— Start of RECORD EXTRACTS —

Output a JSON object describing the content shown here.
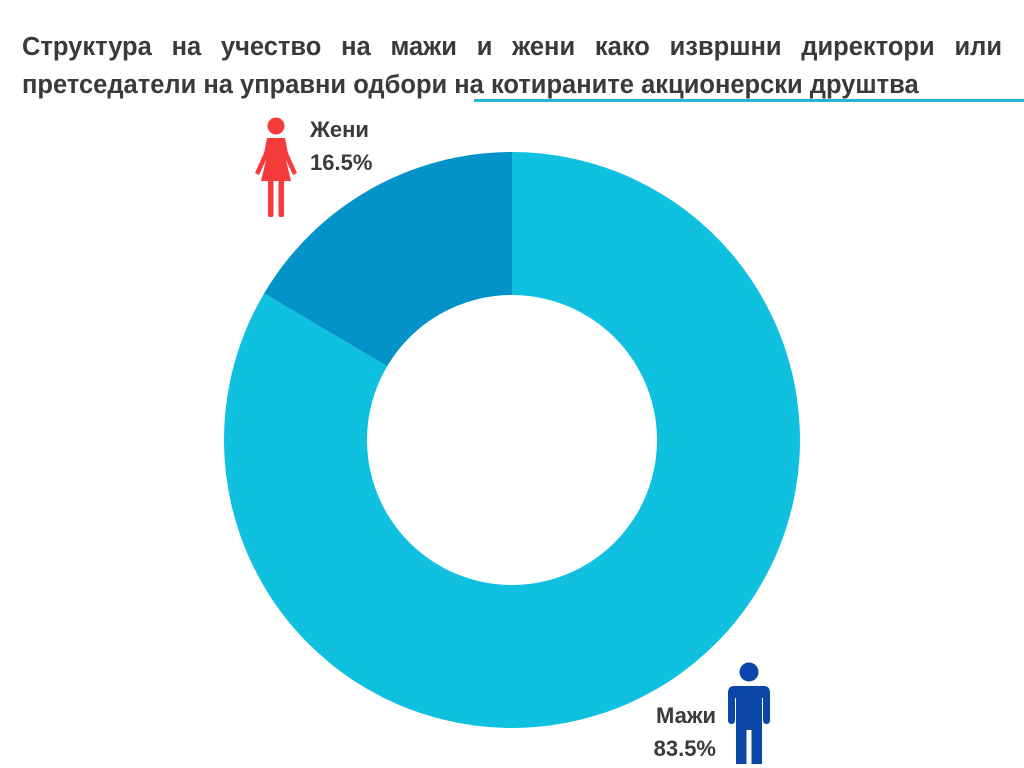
{
  "title": {
    "line1": "Структура на учество на мажи и жени како извршни директори или",
    "line2": "претседатели на управни одбори на котираните акционерски друштва"
  },
  "colors": {
    "men_slice": "#0FC0DF",
    "women_slice": "#0493C8",
    "women_icon": "#F53A3A",
    "men_icon": "#0B47A8",
    "title_text": "#3a3a3a",
    "accent_line": "#1FB6D9"
  },
  "chart_data": {
    "type": "pie",
    "donut": true,
    "slices": [
      {
        "label": "Мажи",
        "value": 83.5,
        "display": "83.5%",
        "color": "#0FC0DF",
        "icon": "man-icon"
      },
      {
        "label": "Жени",
        "value": 16.5,
        "display": "16.5%",
        "color": "#0493C8",
        "icon": "woman-icon"
      }
    ],
    "legend": "none",
    "start_angle_deg": 0,
    "direction": "clockwise"
  }
}
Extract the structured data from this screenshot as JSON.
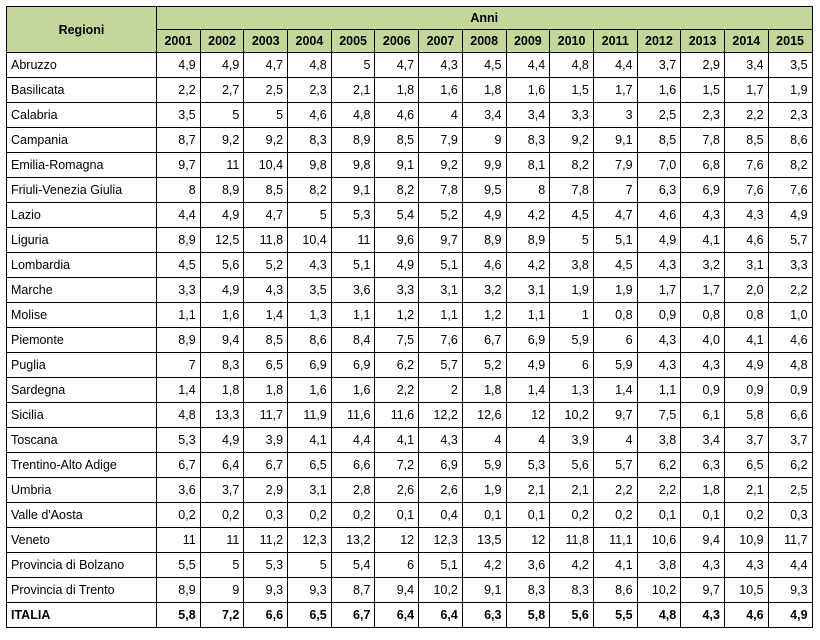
{
  "header": {
    "region_label": "Regioni",
    "years_label": "Anni",
    "years": [
      "2001",
      "2002",
      "2003",
      "2004",
      "2005",
      "2006",
      "2007",
      "2008",
      "2009",
      "2010",
      "2011",
      "2012",
      "2013",
      "2014",
      "2015"
    ]
  },
  "rows": [
    {
      "name": "Abruzzo",
      "values": [
        "4,9",
        "4,9",
        "4,7",
        "4,8",
        "5",
        "4,7",
        "4,3",
        "4,5",
        "4,4",
        "4,8",
        "4,4",
        "3,7",
        "2,9",
        "3,4",
        "3,5"
      ]
    },
    {
      "name": "Basilicata",
      "values": [
        "2,2",
        "2,7",
        "2,5",
        "2,3",
        "2,1",
        "1,8",
        "1,6",
        "1,8",
        "1,6",
        "1,5",
        "1,7",
        "1,6",
        "1,5",
        "1,7",
        "1,9"
      ]
    },
    {
      "name": "Calabria",
      "values": [
        "3,5",
        "5",
        "5",
        "4,6",
        "4,8",
        "4,6",
        "4",
        "3,4",
        "3,4",
        "3,3",
        "3",
        "2,5",
        "2,3",
        "2,2",
        "2,3"
      ]
    },
    {
      "name": "Campania",
      "values": [
        "8,7",
        "9,2",
        "9,2",
        "8,3",
        "8,9",
        "8,5",
        "7,9",
        "9",
        "8,3",
        "9,2",
        "9,1",
        "8,5",
        "7,8",
        "8,5",
        "8,6"
      ]
    },
    {
      "name": "Emilia-Romagna",
      "values": [
        "9,7",
        "11",
        "10,4",
        "9,8",
        "9,8",
        "9,1",
        "9,2",
        "9,9",
        "8,1",
        "8,2",
        "7,9",
        "7,0",
        "6,8",
        "7,6",
        "8,2"
      ]
    },
    {
      "name": "Friuli-Venezia Giulia",
      "values": [
        "8",
        "8,9",
        "8,5",
        "8,2",
        "9,1",
        "8,2",
        "7,8",
        "9,5",
        "8",
        "7,8",
        "7",
        "6,3",
        "6,9",
        "7,6",
        "7,6"
      ]
    },
    {
      "name": "Lazio",
      "values": [
        "4,4",
        "4,9",
        "4,7",
        "5",
        "5,3",
        "5,4",
        "5,2",
        "4,9",
        "4,2",
        "4,5",
        "4,7",
        "4,6",
        "4,3",
        "4,3",
        "4,9"
      ]
    },
    {
      "name": "Liguria",
      "values": [
        "8,9",
        "12,5",
        "11,8",
        "10,4",
        "11",
        "9,6",
        "9,7",
        "8,9",
        "8,9",
        "5",
        "5,1",
        "4,9",
        "4,1",
        "4,6",
        "5,7"
      ]
    },
    {
      "name": "Lombardia",
      "values": [
        "4,5",
        "5,6",
        "5,2",
        "4,3",
        "5,1",
        "4,9",
        "5,1",
        "4,6",
        "4,2",
        "3,8",
        "4,5",
        "4,3",
        "3,2",
        "3,1",
        "3,3"
      ]
    },
    {
      "name": "Marche",
      "values": [
        "3,3",
        "4,9",
        "4,3",
        "3,5",
        "3,6",
        "3,3",
        "3,1",
        "3,2",
        "3,1",
        "1,9",
        "1,9",
        "1,7",
        "1,7",
        "2,0",
        "2,2"
      ]
    },
    {
      "name": "Molise",
      "values": [
        "1,1",
        "1,6",
        "1,4",
        "1,3",
        "1,1",
        "1,2",
        "1,1",
        "1,2",
        "1,1",
        "1",
        "0,8",
        "0,9",
        "0,8",
        "0,8",
        "1,0"
      ]
    },
    {
      "name": "Piemonte",
      "values": [
        "8,9",
        "9,4",
        "8,5",
        "8,6",
        "8,4",
        "7,5",
        "7,6",
        "6,7",
        "6,9",
        "5,9",
        "6",
        "4,3",
        "4,0",
        "4,1",
        "4,6"
      ]
    },
    {
      "name": "Puglia",
      "values": [
        "7",
        "8,3",
        "6,5",
        "6,9",
        "6,9",
        "6,2",
        "5,7",
        "5,2",
        "4,9",
        "6",
        "5,9",
        "4,3",
        "4,3",
        "4,9",
        "4,8"
      ]
    },
    {
      "name": "Sardegna",
      "values": [
        "1,4",
        "1,8",
        "1,8",
        "1,6",
        "1,6",
        "2,2",
        "2",
        "1,8",
        "1,4",
        "1,3",
        "1,4",
        "1,1",
        "0,9",
        "0,9",
        "0,9"
      ]
    },
    {
      "name": "Sicilia",
      "values": [
        "4,8",
        "13,3",
        "11,7",
        "11,9",
        "11,6",
        "11,6",
        "12,2",
        "12,6",
        "12",
        "10,2",
        "9,7",
        "7,5",
        "6,1",
        "5,8",
        "6,6"
      ]
    },
    {
      "name": "Toscana",
      "values": [
        "5,3",
        "4,9",
        "3,9",
        "4,1",
        "4,4",
        "4,1",
        "4,3",
        "4",
        "4",
        "3,9",
        "4",
        "3,8",
        "3,4",
        "3,7",
        "3,7"
      ]
    },
    {
      "name": "Trentino-Alto Adige",
      "values": [
        "6,7",
        "6,4",
        "6,7",
        "6,5",
        "6,6",
        "7,2",
        "6,9",
        "5,9",
        "5,3",
        "5,6",
        "5,7",
        "6,2",
        "6,3",
        "6,5",
        "6,2"
      ]
    },
    {
      "name": "Umbria",
      "values": [
        "3,6",
        "3,7",
        "2,9",
        "3,1",
        "2,8",
        "2,6",
        "2,6",
        "1,9",
        "2,1",
        "2,1",
        "2,2",
        "2,2",
        "1,8",
        "2,1",
        "2,5"
      ]
    },
    {
      "name": "Valle d'Aosta",
      "values": [
        "0,2",
        "0,2",
        "0,3",
        "0,2",
        "0,2",
        "0,1",
        "0,4",
        "0,1",
        "0,1",
        "0,2",
        "0,2",
        "0,1",
        "0,1",
        "0,2",
        "0,3"
      ]
    },
    {
      "name": "Veneto",
      "values": [
        "11",
        "11",
        "11,2",
        "12,3",
        "13,2",
        "12",
        "12,3",
        "13,5",
        "12",
        "11,8",
        "11,1",
        "10,6",
        "9,4",
        "10,9",
        "11,7"
      ]
    },
    {
      "name": "Provincia di Bolzano",
      "values": [
        "5,5",
        "5",
        "5,3",
        "5",
        "5,4",
        "6",
        "5,1",
        "4,2",
        "3,6",
        "4,2",
        "4,1",
        "3,8",
        "4,3",
        "4,3",
        "4,4"
      ]
    },
    {
      "name": "Provincia di Trento",
      "values": [
        "8,9",
        "9",
        "9,3",
        "9,3",
        "8,7",
        "9,4",
        "10,2",
        "9,1",
        "8,3",
        "8,3",
        "8,6",
        "10,2",
        "9,7",
        "10,5",
        "9,3"
      ]
    }
  ],
  "total": {
    "name": "ITALIA",
    "values": [
      "5,8",
      "7,2",
      "6,6",
      "6,5",
      "6,7",
      "6,4",
      "6,4",
      "6,3",
      "5,8",
      "5,6",
      "5,5",
      "4,8",
      "4,3",
      "4,6",
      "4,9"
    ]
  }
}
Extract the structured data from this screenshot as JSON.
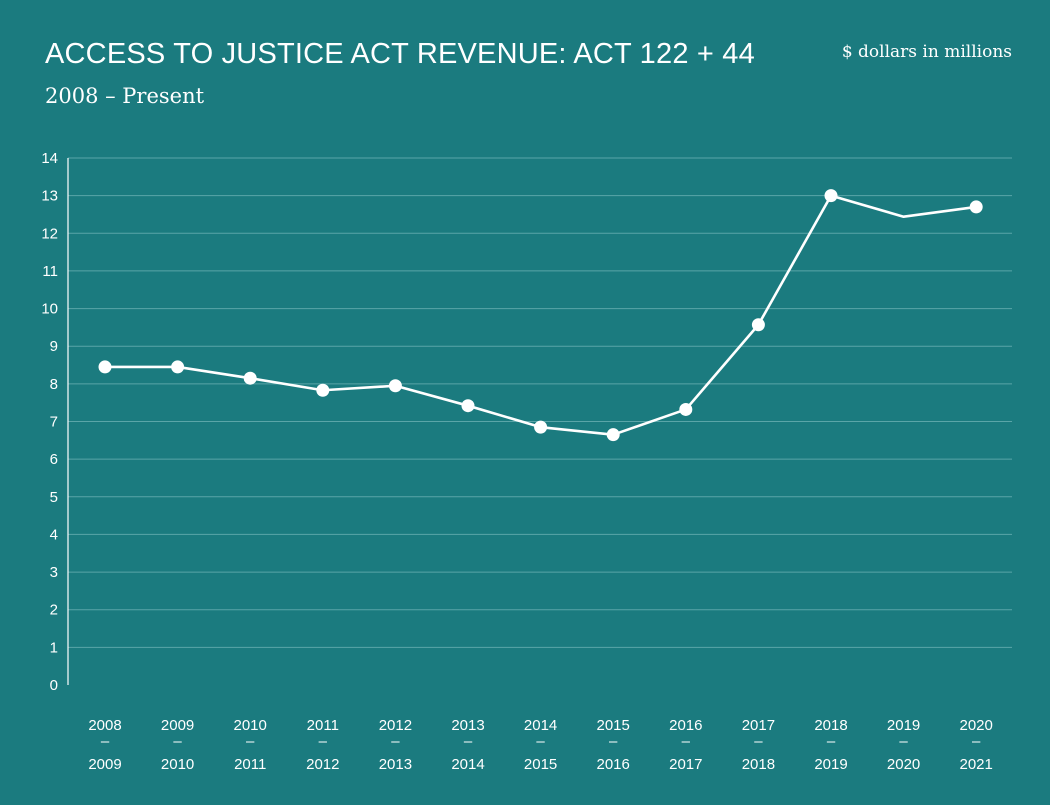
{
  "header": {
    "title": "ACCESS TO JUSTICE ACT REVENUE: ACT 122 + 44",
    "subtitle": "2008 – Present",
    "units_note": "$ dollars in millions"
  },
  "colors": {
    "background": "#1b7b7f",
    "line": "#ffffff",
    "grid": "#5aa5a8"
  },
  "chart_data": {
    "type": "line",
    "title": "ACCESS TO JUSTICE ACT REVENUE: ACT 122 + 44",
    "subtitle": "2008 – Present",
    "ylabel": "$ dollars in millions",
    "ylim": [
      0,
      14
    ],
    "yticks": [
      "0",
      "1",
      "2",
      "3",
      "4",
      "5",
      "6",
      "7",
      "8",
      "9",
      "10",
      "11",
      "12",
      "13",
      "14"
    ],
    "grid": true,
    "categories": [
      {
        "top": "2008",
        "dash": "–",
        "bottom": "2009"
      },
      {
        "top": "2009",
        "dash": "–",
        "bottom": "2010"
      },
      {
        "top": "2010",
        "dash": "–",
        "bottom": "2011"
      },
      {
        "top": "2011",
        "dash": "–",
        "bottom": "2012"
      },
      {
        "top": "2012",
        "dash": "–",
        "bottom": "2013"
      },
      {
        "top": "2013",
        "dash": "–",
        "bottom": "2014"
      },
      {
        "top": "2014",
        "dash": "–",
        "bottom": "2015"
      },
      {
        "top": "2015",
        "dash": "–",
        "bottom": "2016"
      },
      {
        "top": "2016",
        "dash": "–",
        "bottom": "2017"
      },
      {
        "top": "2017",
        "dash": "–",
        "bottom": "2018"
      },
      {
        "top": "2018",
        "dash": "–",
        "bottom": "2019"
      },
      {
        "top": "2019",
        "dash": "–",
        "bottom": "2020"
      },
      {
        "top": "2020",
        "dash": "–",
        "bottom": "2021"
      }
    ],
    "values": [
      8.45,
      8.45,
      8.15,
      7.83,
      7.95,
      7.42,
      6.85,
      6.65,
      7.32,
      9.57,
      13.0,
      12.44,
      12.7
    ],
    "markers": [
      true,
      true,
      true,
      true,
      true,
      true,
      true,
      true,
      true,
      true,
      true,
      false,
      true
    ]
  }
}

— End of RECORD EXTRACTS —

▶ WHAT IS REQUIRED: Look through the entries above for the word "dollars". Copy every line where it shows up.

▶ RESULT OF THIS TASK:
    "units_note": "$ dollars in millions"
    "ylabel": "$ dollars in millions",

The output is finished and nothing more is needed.